DIRECTION> Repeat the listing that follows, character for character, minus the pictures.

RECORDED INFORMATION>
+ + + + + + +
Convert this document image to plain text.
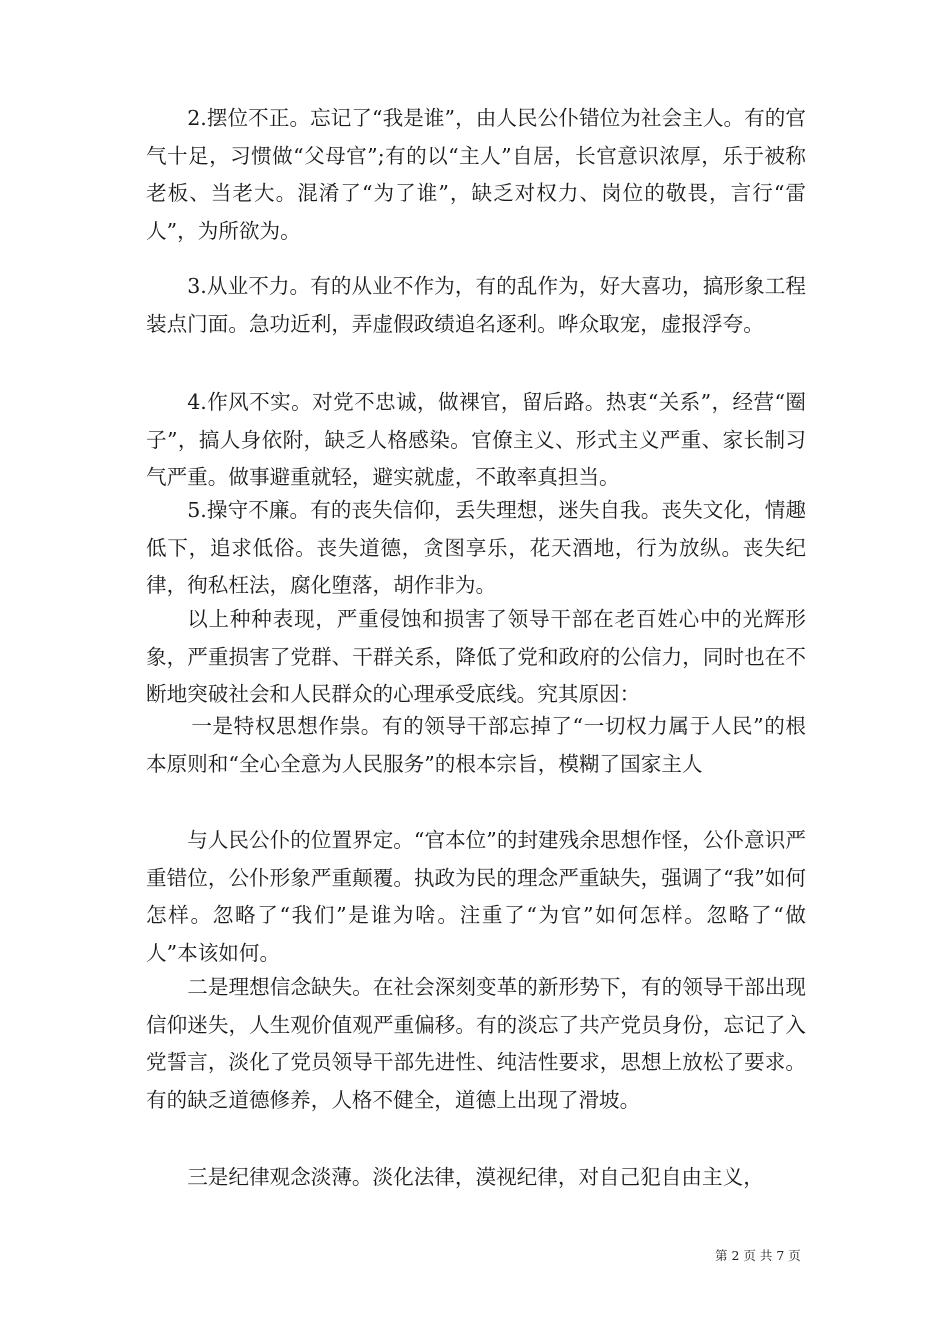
2.摆位不正。忘记了“我是谁”，由人民公仆错位为社会主人。有的官气十足，习惯做“父母官”;有的以“主人”自居，长官意识浓厚，乐于被称老板、当老大。混淆了“为了谁”，缺乏对权力、岗位的敬畏，言行“雷人”，为所欲为。

3.从业不力。有的从业不作为，有的乱作为，好大喜功，搞形象工程装点门面。急功近利，弄虚假政绩追名逐利。哗众取宠，虚报浮夸。

4.作风不实。对党不忠诚，做裸官，留后路。热衷“关系”，经营“圈子”，搞人身依附，缺乏人格感染。官僚主义、形式主义严重、家长制习气严重。做事避重就轻，避实就虚，不敢率真担当。

5.操守不廉。有的丧失信仰，丢失理想，迷失自我。丧失文化，情趣低下，追求低俗。丧失道德，贪图享乐，花天酒地，行为放纵。丧失纪律，徇私枉法，腐化堕落，胡作非为。

以上种种表现，严重侵蚀和损害了领导干部在老百姓心中的光辉形象，严重损害了党群、干群关系，降低了党和政府的公信力，同时也在不断地突破社会和人民群众的心理承受底线。究其原因：

一是特权思想作祟。有的领导干部忘掉了“一切权力属于人民”的根本原则和“全心全意为人民服务”的根本宗旨，模糊了国家主人

与人民公仆的位置界定。“官本位”的封建残余思想作怪，公仆意识严重错位，公仆形象严重颠覆。执政为民的理念严重缺失，强调了“我”如何怎样。忽略了“我们”是谁为啥。注重了“为官”如何怎样。忽略了“做人”本该如何。

二是理想信念缺失。在社会深刻变革的新形势下，有的领导干部出现信仰迷失，人生观价值观严重偏移。有的淡忘了共产党员身份，忘记了入党誓言，淡化了党员领导干部先进性、纯洁性要求，思想上放松了要求。有的缺乏道德修养，人格不健全，道德上出现了滑坡。

三是纪律观念淡薄。淡化法律，漠视纪律，对自己犯自由主义，

第 2 页 共 7 页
+ + + + + + +
SOLUTION>
Convert this document image to plain text.
2.摆位不正。忘记了“我是谁”，由人民公仆错位为社会主人。有的官气十足，习惯做“父母官”;有的以“主人”自居，长官意识浓厚，乐于被称老板、当老大。混淆了“为了谁”，缺乏对权力、岗位的敬畏，言行“雷人”，为所欲为。

3.从业不力。有的从业不作为，有的乱作为，好大喜功，搞形象工程装点门面。急功近利，弄虚假政绩追名逐利。哗众取宠，虚报浮夸。

4.作风不实。对党不忠诚，做裸官，留后路。热衷“关系”，经营“圈子”，搞人身依附，缺乏人格感染。官僚主义、形式主义严重、家长制习气严重。做事避重就轻，避实就虚，不敢率真担当。

5.操守不廉。有的丧失信仰，丢失理想，迷失自我。丧失文化，情趣低下，追求低俗。丧失道德，贪图享乐，花天酒地，行为放纵。丧失纪律，徇私枉法，腐化堕落，胡作非为。

以上种种表现，严重侵蚀和损害了领导干部在老百姓心中的光辉形象，严重损害了党群、干群关系，降低了党和政府的公信力，同时也在不断地突破社会和人民群众的心理承受底线。究其原因：

一是特权思想作祟。有的领导干部忘掉了“一切权力属于人民”的根本原则和“全心全意为人民服务”的根本宗旨，模糊了国家主人

与人民公仆的位置界定。“官本位”的封建残余思想作怪，公仆意识严重错位，公仆形象严重颠覆。执政为民的理念严重缺失，强调了“我”如何怎样。忽略了“我们”是谁为啥。注重了“为官”如何怎样。忽略了“做人”本该如何。

二是理想信念缺失。在社会深刻变革的新形势下，有的领导干部出现信仰迷失，人生观价值观严重偏移。有的淡忘了共产党员身份，忘记了入党誓言，淡化了党员领导干部先进性、纯洁性要求，思想上放松了要求。有的缺乏道德修养，人格不健全，道德上出现了滑坡。

三是纪律观念淡薄。淡化法律，漠视纪律，对自己犯自由主义，

第 2 页 共 7 页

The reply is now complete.